Data records
- - -

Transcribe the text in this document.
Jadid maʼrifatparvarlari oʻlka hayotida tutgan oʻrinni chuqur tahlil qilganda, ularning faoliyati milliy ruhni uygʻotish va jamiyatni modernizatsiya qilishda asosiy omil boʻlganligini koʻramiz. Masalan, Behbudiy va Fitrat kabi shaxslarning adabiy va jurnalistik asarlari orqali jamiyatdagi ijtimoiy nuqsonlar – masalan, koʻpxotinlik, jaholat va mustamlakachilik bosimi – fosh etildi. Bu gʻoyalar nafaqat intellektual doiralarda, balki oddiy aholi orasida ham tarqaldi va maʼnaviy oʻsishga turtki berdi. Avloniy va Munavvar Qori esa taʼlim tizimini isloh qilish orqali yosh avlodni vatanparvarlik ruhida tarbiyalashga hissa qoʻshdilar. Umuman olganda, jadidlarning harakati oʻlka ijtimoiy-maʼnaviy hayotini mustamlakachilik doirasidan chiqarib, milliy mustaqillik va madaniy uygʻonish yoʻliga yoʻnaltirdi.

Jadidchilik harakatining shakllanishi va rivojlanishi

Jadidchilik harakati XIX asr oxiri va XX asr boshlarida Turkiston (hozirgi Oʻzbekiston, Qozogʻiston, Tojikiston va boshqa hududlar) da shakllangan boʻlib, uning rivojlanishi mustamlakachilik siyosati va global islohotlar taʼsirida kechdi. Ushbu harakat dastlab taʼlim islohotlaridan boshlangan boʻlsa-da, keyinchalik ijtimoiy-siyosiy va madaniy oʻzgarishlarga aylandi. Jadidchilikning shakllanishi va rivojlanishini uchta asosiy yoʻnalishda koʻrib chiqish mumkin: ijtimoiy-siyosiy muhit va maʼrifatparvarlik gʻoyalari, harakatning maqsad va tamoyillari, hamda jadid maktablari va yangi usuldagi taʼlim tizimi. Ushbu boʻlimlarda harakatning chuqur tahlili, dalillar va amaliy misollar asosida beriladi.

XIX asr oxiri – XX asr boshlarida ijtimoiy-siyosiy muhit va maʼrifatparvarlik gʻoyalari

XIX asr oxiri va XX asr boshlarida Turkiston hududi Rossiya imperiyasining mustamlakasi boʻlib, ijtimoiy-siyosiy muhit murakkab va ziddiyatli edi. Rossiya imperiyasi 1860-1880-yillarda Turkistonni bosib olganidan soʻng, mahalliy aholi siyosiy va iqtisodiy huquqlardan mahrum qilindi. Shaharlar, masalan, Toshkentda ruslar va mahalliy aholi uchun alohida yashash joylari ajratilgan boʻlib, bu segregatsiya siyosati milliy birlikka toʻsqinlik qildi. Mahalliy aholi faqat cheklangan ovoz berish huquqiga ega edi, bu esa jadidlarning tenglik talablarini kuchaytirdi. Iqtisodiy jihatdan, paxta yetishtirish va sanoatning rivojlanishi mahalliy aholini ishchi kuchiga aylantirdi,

- - -

__GIVEN REQUEST__
Copy the records above exactly as they appear.

__RESULT OF THE TASK__
Transcribe the text in this document.
Jadid maʼrifatparvarlari oʻlka hayotida tutgan oʻrinni chuqur tahlil qilganda, ularning faoliyati milliy ruhni uygʻotish va jamiyatni modernizatsiya qilishda asosiy omil boʻlganligini koʻramiz. Masalan, Behbudiy va Fitrat kabi shaxslarning adabiy va jurnalistik asarlari orqali jamiyatdagi ijtimoiy nuqsonlar – masalan, koʻpxotinlik, jaholat va mustamlakachilik bosimi – fosh etildi. Bu gʻoyalar nafaqat intellektual doiralarda, balki oddiy aholi orasida ham tarqaldi va maʼnaviy oʻsishga turtki berdi. Avloniy va Munavvar Qori esa taʼlim tizimini isloh qilish orqali yosh avlodni vatanparvarlik ruhida tarbiyalashga hissa qoʻshdilar. Umuman olganda, jadidlarning harakati oʻlka ijtimoiy-maʼnaviy hayotini mustamlakachilik doirasidan chiqarib, milliy mustaqillik va madaniy uygʻonish yoʻliga yoʻnaltirdi.

Jadidchilik harakatining shakllanishi va rivojlanishi

Jadidchilik harakati XIX asr oxiri va XX asr boshlarida Turkiston (hozirgi Oʻzbekiston, Qozogʻiston, Tojikiston va boshqa hududlar) da shakllangan boʻlib, uning rivojlanishi mustamlakachilik siyosati va global islohotlar taʼsirida kechdi. Ushbu harakat dastlab taʼlim islohotlaridan boshlangan boʻlsa-da, keyinchalik ijtimoiy-siyosiy va madaniy oʻzgarishlarga aylandi. Jadidchilikning shakllanishi va rivojlanishini uchta asosiy yoʻnalishda koʻrib chiqish mumkin: ijtimoiy-siyosiy muhit va maʼrifatparvarlik gʻoyalari, harakatning maqsad va tamoyillari, hamda jadid maktablari va yangi usuldagi taʼlim tizimi. Ushbu boʻlimlarda harakatning chuqur tahlili, dalillar va amaliy misollar asosida beriladi.

XIX asr oxiri – XX asr boshlarida ijtimoiy-siyosiy muhit va maʼrifatparvarlik gʻoyalari

XIX asr oxiri va XX asr boshlarida Turkiston hududi Rossiya imperiyasining mustamlakasi boʻlib, ijtimoiy-siyosiy muhit murakkab va ziddiyatli edi. Rossiya imperiyasi 1860-1880-yillarda Turkistonni bosib olganidan soʻng, mahalliy aholi siyosiy va iqtisodiy huquqlardan mahrum qilindi. Shaharlar, masalan, Toshkentda ruslar va mahalliy aholi uchun alohida yashash joylari ajratilgan boʻlib, bu segregatsiya siyosati milliy birlikka toʻsqinlik qildi. Mahalliy aholi faqat cheklangan ovoz berish huquqiga ega edi, bu esa jadidlarning tenglik talablarini kuchaytirdi. Iqtisodiy jihatdan, paxta yetishtirish va sanoatning rivojlanishi mahalliy aholini ishchi kuchiga aylantirdi,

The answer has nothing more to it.